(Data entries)
* * * * * * * * *

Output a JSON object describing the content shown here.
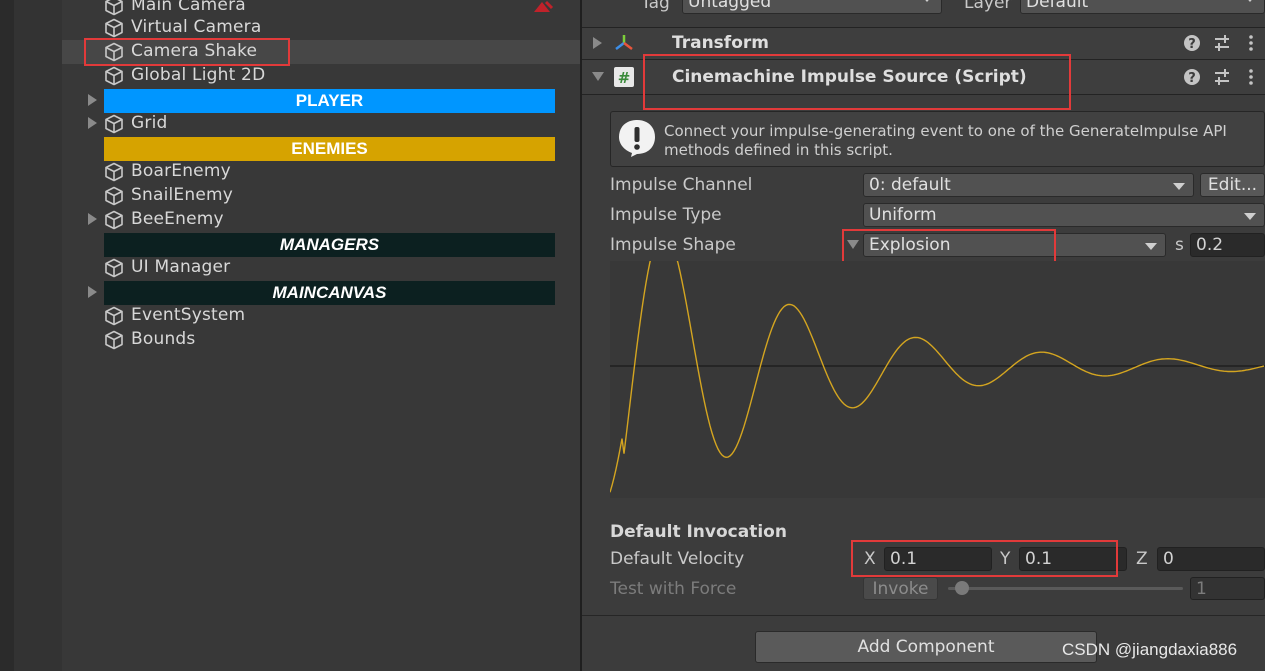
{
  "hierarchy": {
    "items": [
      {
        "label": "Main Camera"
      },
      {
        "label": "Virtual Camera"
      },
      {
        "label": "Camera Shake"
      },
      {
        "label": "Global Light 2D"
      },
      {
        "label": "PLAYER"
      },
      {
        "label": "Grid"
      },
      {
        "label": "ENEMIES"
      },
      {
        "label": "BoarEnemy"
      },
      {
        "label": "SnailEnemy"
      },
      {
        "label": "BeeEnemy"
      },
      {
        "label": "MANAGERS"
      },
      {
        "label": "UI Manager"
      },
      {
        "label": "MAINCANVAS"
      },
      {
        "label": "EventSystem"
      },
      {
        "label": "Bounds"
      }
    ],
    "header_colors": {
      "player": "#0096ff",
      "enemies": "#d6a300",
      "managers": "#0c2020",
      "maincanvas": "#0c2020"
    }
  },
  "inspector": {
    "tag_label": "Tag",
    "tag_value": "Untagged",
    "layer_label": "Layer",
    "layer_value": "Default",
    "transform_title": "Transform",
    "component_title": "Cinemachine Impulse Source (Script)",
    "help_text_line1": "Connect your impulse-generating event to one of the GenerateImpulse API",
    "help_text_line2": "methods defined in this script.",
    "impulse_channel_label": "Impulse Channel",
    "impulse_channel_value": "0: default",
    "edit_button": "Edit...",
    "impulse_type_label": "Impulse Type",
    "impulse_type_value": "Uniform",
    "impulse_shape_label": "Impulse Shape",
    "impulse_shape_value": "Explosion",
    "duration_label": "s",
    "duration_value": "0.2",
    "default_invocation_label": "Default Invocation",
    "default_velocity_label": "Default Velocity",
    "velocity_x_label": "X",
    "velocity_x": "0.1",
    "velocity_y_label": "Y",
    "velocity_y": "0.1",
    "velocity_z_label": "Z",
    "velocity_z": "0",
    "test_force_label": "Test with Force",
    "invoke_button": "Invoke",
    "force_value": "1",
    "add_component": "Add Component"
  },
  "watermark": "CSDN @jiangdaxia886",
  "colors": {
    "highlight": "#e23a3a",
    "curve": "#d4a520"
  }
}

* * * * * * * * *

» Challenge: Produce an exact copy of each line of data, skipping embedded images.

» Answer to the exercise:
Output a JSON object describing the content shown here.
{
  "hierarchy": {
    "items": [
      {
        "label": "Main Camera"
      },
      {
        "label": "Virtual Camera"
      },
      {
        "label": "Camera Shake"
      },
      {
        "label": "Global Light 2D"
      },
      {
        "label": "PLAYER"
      },
      {
        "label": "Grid"
      },
      {
        "label": "ENEMIES"
      },
      {
        "label": "BoarEnemy"
      },
      {
        "label": "SnailEnemy"
      },
      {
        "label": "BeeEnemy"
      },
      {
        "label": "MANAGERS"
      },
      {
        "label": "UI Manager"
      },
      {
        "label": "MAINCANVAS"
      },
      {
        "label": "EventSystem"
      },
      {
        "label": "Bounds"
      }
    ],
    "header_colors": {
      "player": "#0096ff",
      "enemies": "#d6a300",
      "managers": "#0c2020",
      "maincanvas": "#0c2020"
    }
  },
  "inspector": {
    "tag_label": "Tag",
    "tag_value": "Untagged",
    "layer_label": "Layer",
    "layer_value": "Default",
    "transform_title": "Transform",
    "component_title": "Cinemachine Impulse Source (Script)",
    "help_text_line1": "Connect your impulse-generating event to one of the GenerateImpulse API",
    "help_text_line2": "methods defined in this script.",
    "impulse_channel_label": "Impulse Channel",
    "impulse_channel_value": "0: default",
    "edit_button": "Edit...",
    "impulse_type_label": "Impulse Type",
    "impulse_type_value": "Uniform",
    "impulse_shape_label": "Impulse Shape",
    "impulse_shape_value": "Explosion",
    "duration_label": "s",
    "duration_value": "0.2",
    "default_invocation_label": "Default Invocation",
    "default_velocity_label": "Default Velocity",
    "velocity_x_label": "X",
    "velocity_x": "0.1",
    "velocity_y_label": "Y",
    "velocity_y": "0.1",
    "velocity_z_label": "Z",
    "velocity_z": "0",
    "test_force_label": "Test with Force",
    "invoke_button": "Invoke",
    "force_value": "1",
    "add_component": "Add Component"
  },
  "watermark": "CSDN @jiangdaxia886",
  "colors": {
    "highlight": "#e23a3a",
    "curve": "#d4a520"
  }
}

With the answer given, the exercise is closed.